### Complete the following:
1. Translate the following sentence from the blog post about the diesel stove into French: "We found a nice gentleman named Mike back in the galley department to help us."
2. Reproduce the passage of the blog post about the diesel stove starting at "The last straw" and ending at "broke right off.".

### Text provided:
[START]

Tuesday, June 30, 2009

The last straw

Or, I should say, the last metering stem has finally snapped on the diesel stove.

Actually, this happened last week but we weren't going to be spending the night in cold weather aboard so I didn't think to mention it. Mandy was reassembling the fuel metering assembly on our troublesome diesel stove when the long stem valve that controls the fuel flow into the burner snapped off... apparently (apparently! right!) it was already bent and when she attempted to re-insert it the stem just broke right off.

This was mixed news; I had long anticipated that our problems with fuel flow would only be solved with a replacement metering valve and this pretty much forced the issue. I had priced them out around $160, which is more than we really want to spend at the moment, but necessity is the mother of large credit card balances. My only question was which replacement metering assembly to purchase; the website at Fisheries Supply showed three, one for diesel, one for kerosene, and one labeled "stove." Well, we have a stove, and it burns both diesel and kerosene, so it wasn't clear which we would need.

Today after we got back from the peninsula, we had to go pick my truck up at Shilshole, so we decided to stop in at Fisheries and ask. We found a nice gentleman named Mike back in the galley department to help us. He was very friendly, warned us up front that he wasn't their stove expert, who was at lunch, but that if we could wait around fifteen minutes, the expert, Dwight, would be back to help. Despite claiming he didn't know much about it, Mike took some time while we were waiting and looked into it and thought he might have found the part we needed, available by itself, for only $15. That was welcome news, particularly since he informed us that the whole valve assembly would be around $180, not the $160 listed on the website. We decided at his recommendation to wait for Dwight and the expert perspective, however, so we did.

[END]

### Information provided:
[START]

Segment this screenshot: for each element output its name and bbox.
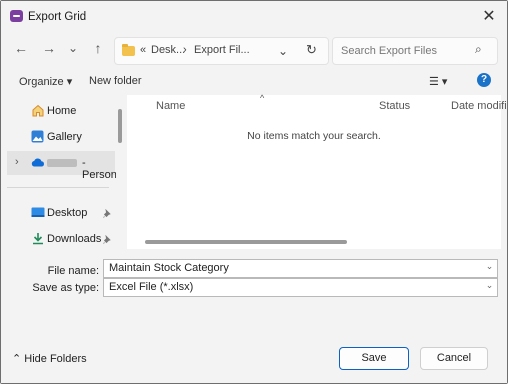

[END]

### In response:
1. Nous avons trouvé, au fond du rayon cuisine, un aimable monsieur nommé Mike pour nous aider.

2.
The last straw

Or, I should say, the last metering stem has finally snapped on the diesel stove.

Actually, this happened last week but we weren't going to be spending the night in cold weather aboard so I didn't think to mention it. Mandy was reassembling the fuel metering assembly on our troublesome diesel stove when the long stem valve that controls the fuel flow into the burner snapped off... apparently (apparently! right!) it was already bent and when she attempted to re-insert it the stem just broke right off.